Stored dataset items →
%%

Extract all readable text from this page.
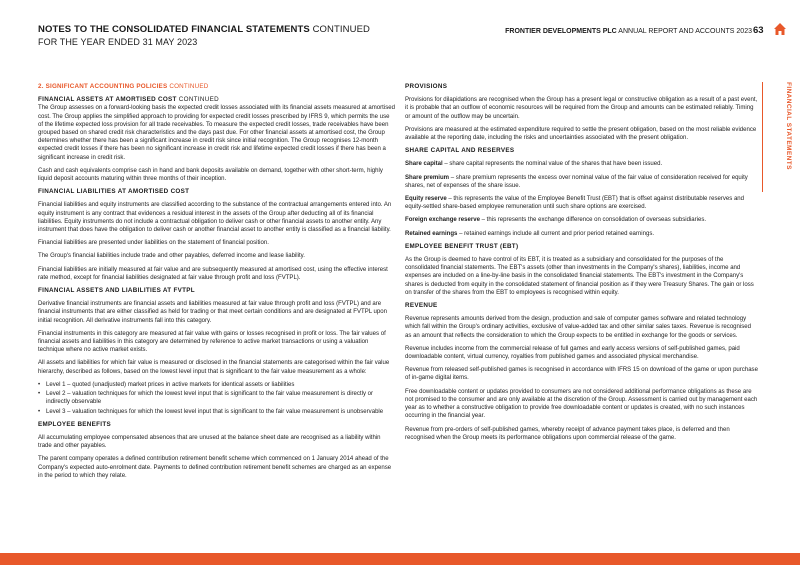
NOTES TO THE CONSOLIDATED FINANCIAL STATEMENTS CONTINUED
FOR THE YEAR ENDED 31 MAY 2023
FRONTIER DEVELOPMENTS PLC ANNUAL REPORT AND ACCOUNTS 2023 63
FINANCIAL STATEMENTS

2. SIGNIFICANT ACCOUNTING POLICIES CONTINUED

FINANCIAL ASSETS AT AMORTISED COST CONTINUED

The Group assesses on a forward-looking basis the expected credit losses associated with its financial assets measured at amortised cost. The Group applies the simplified approach to providing for expected credit losses prescribed by IFRS 9, which permits the use of the lifetime expected loss provision for all trade receivables. To measure the expected credit losses, trade receivables have been grouped based on shared credit risk characteristics and the days past due. For other financial assets at amortised cost, the Group determines whether there has been a significant increase in credit risk since initial recognition. The Group recognises 12-month expected credit losses if there has been no significant increase in credit risk and lifetime expected credit losses if there has been a significant increase in credit risk.

Cash and cash equivalents comprise cash in hand and bank deposits available on demand, together with other short-term, highly liquid deposit accounts maturing within three months of their inception.

FINANCIAL LIABILITIES AT AMORTISED COST

Financial liabilities and equity instruments are classified according to the substance of the contractual arrangements entered into. An equity instrument is any contract that evidences a residual interest in the assets of the Group after deducting all of its financial liabilities. Equity instruments do not include a contractual obligation to deliver cash or other financial assets to another entity. Any instrument that does have the obligation to deliver cash or another financial asset to another entity is classified as a financial liability.

Financial liabilities are presented under liabilities on the statement of financial position.

The Group's financial liabilities include trade and other payables, deferred income and lease liability.

Financial liabilities are initially measured at fair value and are subsequently measured at amortised cost, using the effective interest rate method, except for financial liabilities designated at fair value through profit and loss (FVTPL).

FINANCIAL ASSETS AND LIABILITIES AT FVTPL

Derivative financial instruments are financial assets and liabilities measured at fair value through profit and loss (FVTPL) and are financial instruments that are either classified as held for trading or that meet certain conditions and are designated at FVTPL upon initial recognition. All derivative instruments fall into this category.

Financial instruments in this category are measured at fair value with gains or losses recognised in profit or loss. The fair values of financial assets and liabilities in this category are determined by reference to active market transactions or using a valuation technique where no active market exists.

All assets and liabilities for which fair value is measured or disclosed in the financial statements are categorised within the fair value hierarchy, described as follows, based on the lowest level input that is significant to the fair value measurement as a whole:

• Level 1 – quoted (unadjusted) market prices in active markets for identical assets or liabilities
• Level 2 – valuation techniques for which the lowest level input that is significant to the fair value measurement is directly or indirectly observable
• Level 3 – valuation techniques for which the lowest level input that is significant to the fair value measurement is unobservable

EMPLOYEE BENEFITS

All accumulating employee compensated absences that are unused at the balance sheet date are recognised as a liability within trade and other payables.

The parent company operates a defined contribution retirement benefit scheme which commenced on 1 January 2014 ahead of the Company's expected auto-enrolment date. Payments to defined contribution retirement benefit schemes are charged as an expense in the period to which they relate.

PROVISIONS

Provisions for dilapidations are recognised when the Group has a present legal or constructive obligation as a result of a past event, it is probable that an outflow of economic resources will be required from the Group and amounts can be estimated reliably. Timing or amount of the outflow may be uncertain.

Provisions are measured at the estimated expenditure required to settle the present obligation, based on the most reliable evidence available at the reporting date, including the risks and uncertainties associated with the present obligation.

SHARE CAPITAL AND RESERVES

Share capital – share capital represents the nominal value of the shares that have been issued.

Share premium – share premium represents the excess over nominal value of the fair value of consideration received for equity shares, net of expenses of the share issue.

Equity reserve – this represents the value of the Employee Benefit Trust (EBT) that is offset against distributable reserves and equity-settled share-based employee remuneration until such share options are exercised.

Foreign exchange reserve – this represents the exchange difference on consolidation of overseas subsidiaries.

Retained earnings – retained earnings include all current and prior period retained earnings.

EMPLOYEE BENEFIT TRUST (EBT)

As the Group is deemed to have control of its EBT, it is treated as a subsidiary and consolidated for the purposes of the consolidated financial statements. The EBT's assets (other than investments in the Company's shares), liabilities, income and expenses are included on a line-by-line basis in the consolidated financial statements. The EBT's investment in the Company's shares is deducted from equity in the consolidated statement of financial position as if they were Treasury Shares. The gain or loss on transfer of the shares from the EBT to employees is recognised within equity.

REVENUE

Revenue represents amounts derived from the design, production and sale of computer games software and related technology which fall within the Group's ordinary activities, exclusive of value-added tax and other similar sales taxes. Revenue is recognised as an amount that reflects the consideration to which the Group expects to be entitled in exchange for the goods or services.

Revenue includes income from the commercial release of full games and early access versions of self-published games, paid downloadable content, virtual currency, royalties from published games and associated physical merchandise.

Revenue from released self-published games is recognised in accordance with IFRS 15 on download of the game or upon purchase of in-game digital items.

Free downloadable content or updates provided to consumers are not considered additional performance obligations as these are not promised to the consumer and are only available at the discretion of the Group. Assessment is carried out by management each year as to whether a constructive obligation to provide free downloadable content or updates is created, with no such instances occurring in the financial year.

Revenue from pre-orders of self-published games, whereby receipt of advance payment takes place, is deferred and then recognised when the Group meets its performance obligations upon commercial release of the game.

%%

Task statement → Copy each line above precisely, dropping the pictures.

Result of the exercise →
Extract all readable text from this page.
NOTES TO THE CONSOLIDATED FINANCIAL STATEMENTS CONTINUED
FOR THE YEAR ENDED 31 MAY 2023
FRONTIER DEVELOPMENTS PLC ANNUAL REPORT AND ACCOUNTS 2023 63
FINANCIAL STATEMENTS

2. SIGNIFICANT ACCOUNTING POLICIES CONTINUED

FINANCIAL ASSETS AT AMORTISED COST CONTINUED

The Group assesses on a forward-looking basis the expected credit losses associated with its financial assets measured at amortised cost. The Group applies the simplified approach to providing for expected credit losses prescribed by IFRS 9, which permits the use of the lifetime expected loss provision for all trade receivables. To measure the expected credit losses, trade receivables have been grouped based on shared credit risk characteristics and the days past due. For other financial assets at amortised cost, the Group determines whether there has been a significant increase in credit risk since initial recognition. The Group recognises 12-month expected credit losses if there has been no significant increase in credit risk and lifetime expected credit losses if there has been a significant increase in credit risk.

Cash and cash equivalents comprise cash in hand and bank deposits available on demand, together with other short-term, highly liquid deposit accounts maturing within three months of their inception.

FINANCIAL LIABILITIES AT AMORTISED COST

Financial liabilities and equity instruments are classified according to the substance of the contractual arrangements entered into. An equity instrument is any contract that evidences a residual interest in the assets of the Group after deducting all of its financial liabilities. Equity instruments do not include a contractual obligation to deliver cash or other financial assets to another entity. Any instrument that does have the obligation to deliver cash or another financial asset to another entity is classified as a financial liability.

Financial liabilities are presented under liabilities on the statement of financial position.

The Group's financial liabilities include trade and other payables, deferred income and lease liability.

Financial liabilities are initially measured at fair value and are subsequently measured at amortised cost, using the effective interest rate method, except for financial liabilities designated at fair value through profit and loss (FVTPL).

FINANCIAL ASSETS AND LIABILITIES AT FVTPL

Derivative financial instruments are financial assets and liabilities measured at fair value through profit and loss (FVTPL) and are financial instruments that are either classified as held for trading or that meet certain conditions and are designated at FVTPL upon initial recognition. All derivative instruments fall into this category.

Financial instruments in this category are measured at fair value with gains or losses recognised in profit or loss. The fair values of financial assets and liabilities in this category are determined by reference to active market transactions or using a valuation technique where no active market exists.

All assets and liabilities for which fair value is measured or disclosed in the financial statements are categorised within the fair value hierarchy, described as follows, based on the lowest level input that is significant to the fair value measurement as a whole:

• Level 1 – quoted (unadjusted) market prices in active markets for identical assets or liabilities
• Level 2 – valuation techniques for which the lowest level input that is significant to the fair value measurement is directly or indirectly observable
• Level 3 – valuation techniques for which the lowest level input that is significant to the fair value measurement is unobservable

EMPLOYEE BENEFITS

All accumulating employee compensated absences that are unused at the balance sheet date are recognised as a liability within trade and other payables.

The parent company operates a defined contribution retirement benefit scheme which commenced on 1 January 2014 ahead of the Company's expected auto-enrolment date. Payments to defined contribution retirement benefit schemes are charged as an expense in the period to which they relate.

PROVISIONS

Provisions for dilapidations are recognised when the Group has a present legal or constructive obligation as a result of a past event, it is probable that an outflow of economic resources will be required from the Group and amounts can be estimated reliably. Timing or amount of the outflow may be uncertain.

Provisions are measured at the estimated expenditure required to settle the present obligation, based on the most reliable evidence available at the reporting date, including the risks and uncertainties associated with the present obligation.

SHARE CAPITAL AND RESERVES

Share capital – share capital represents the nominal value of the shares that have been issued.

Share premium – share premium represents the excess over nominal value of the fair value of consideration received for equity shares, net of expenses of the share issue.

Equity reserve – this represents the value of the Employee Benefit Trust (EBT) that is offset against distributable reserves and equity-settled share-based employee remuneration until such share options are exercised.

Foreign exchange reserve – this represents the exchange difference on consolidation of overseas subsidiaries.

Retained earnings – retained earnings include all current and prior period retained earnings.

EMPLOYEE BENEFIT TRUST (EBT)

As the Group is deemed to have control of its EBT, it is treated as a subsidiary and consolidated for the purposes of the consolidated financial statements. The EBT's assets (other than investments in the Company's shares), liabilities, income and expenses are included on a line-by-line basis in the consolidated financial statements. The EBT's investment in the Company's shares is deducted from equity in the consolidated statement of financial position as if they were Treasury Shares. The gain or loss on transfer of the shares from the EBT to employees is recognised within equity.

REVENUE

Revenue represents amounts derived from the design, production and sale of computer games software and related technology which fall within the Group's ordinary activities, exclusive of value-added tax and other similar sales taxes. Revenue is recognised as an amount that reflects the consideration to which the Group expects to be entitled in exchange for the goods or services.

Revenue includes income from the commercial release of full games and early access versions of self-published games, paid downloadable content, virtual currency, royalties from published games and associated physical merchandise.

Revenue from released self-published games is recognised in accordance with IFRS 15 on download of the game or upon purchase of in-game digital items.

Free downloadable content or updates provided to consumers are not considered additional performance obligations as these are not promised to the consumer and are only available at the discretion of the Group. Assessment is carried out by management each year as to whether a constructive obligation to provide free downloadable content or updates is created, with no such instances occurring in the financial year.

Revenue from pre-orders of self-published games, whereby receipt of advance payment takes place, is deferred and then recognised when the Group meets its performance obligations upon commercial release of the game.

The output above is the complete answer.